REQUIREMENTS → Transcribe the listing that follows in full, omitting pictures.

== ITEMS

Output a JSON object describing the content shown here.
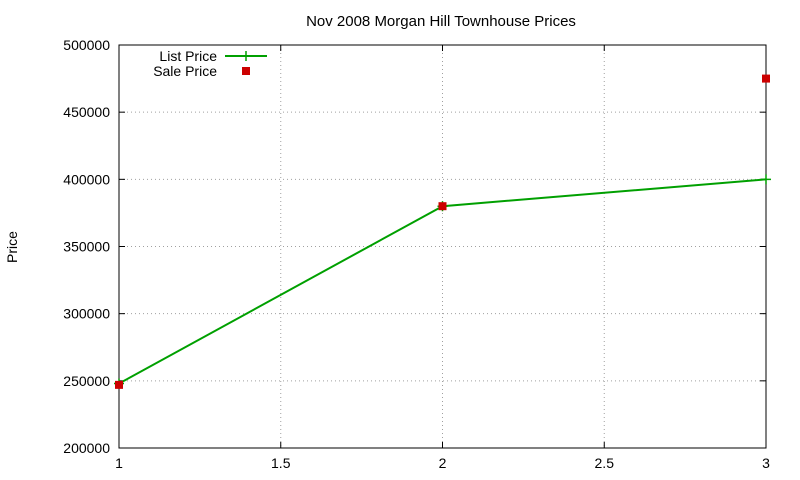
{
  "chart_data": {
    "type": "line",
    "title": "Nov 2008 Morgan Hill Townhouse Prices",
    "ylabel": "Price",
    "xlabel": "",
    "xlim": [
      1,
      3
    ],
    "ylim": [
      200000,
      500000
    ],
    "x_ticks": [
      "1",
      "1.5",
      "2",
      "2.5",
      "3"
    ],
    "y_ticks": [
      "200000",
      "250000",
      "300000",
      "350000",
      "400000",
      "450000",
      "500000"
    ],
    "grid": true,
    "legend_position": "top-left",
    "series": [
      {
        "name": "List Price",
        "style": "lines+points",
        "color": "#00a000",
        "marker": "plus",
        "x": [
          1,
          2,
          3
        ],
        "y": [
          248000,
          380000,
          400000
        ]
      },
      {
        "name": "Sale Price",
        "style": "points",
        "color": "#cc0000",
        "marker": "square",
        "x": [
          1,
          2,
          3
        ],
        "y": [
          247000,
          380000,
          475000
        ]
      }
    ]
  }
}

====

WRITTEN REPLY →
Output a JSON object describing the content shown here.
{
  "chart_data": {
    "type": "line",
    "title": "Nov 2008 Morgan Hill Townhouse Prices",
    "ylabel": "Price",
    "xlabel": "",
    "xlim": [
      1,
      3
    ],
    "ylim": [
      200000,
      500000
    ],
    "x_ticks": [
      "1",
      "1.5",
      "2",
      "2.5",
      "3"
    ],
    "y_ticks": [
      "200000",
      "250000",
      "300000",
      "350000",
      "400000",
      "450000",
      "500000"
    ],
    "grid": true,
    "legend_position": "top-left",
    "series": [
      {
        "name": "List Price",
        "style": "lines+points",
        "color": "#00a000",
        "marker": "plus",
        "x": [
          1,
          2,
          3
        ],
        "y": [
          248000,
          380000,
          400000
        ]
      },
      {
        "name": "Sale Price",
        "style": "points",
        "color": "#cc0000",
        "marker": "square",
        "x": [
          1,
          2,
          3
        ],
        "y": [
          247000,
          380000,
          475000
        ]
      }
    ]
  }
}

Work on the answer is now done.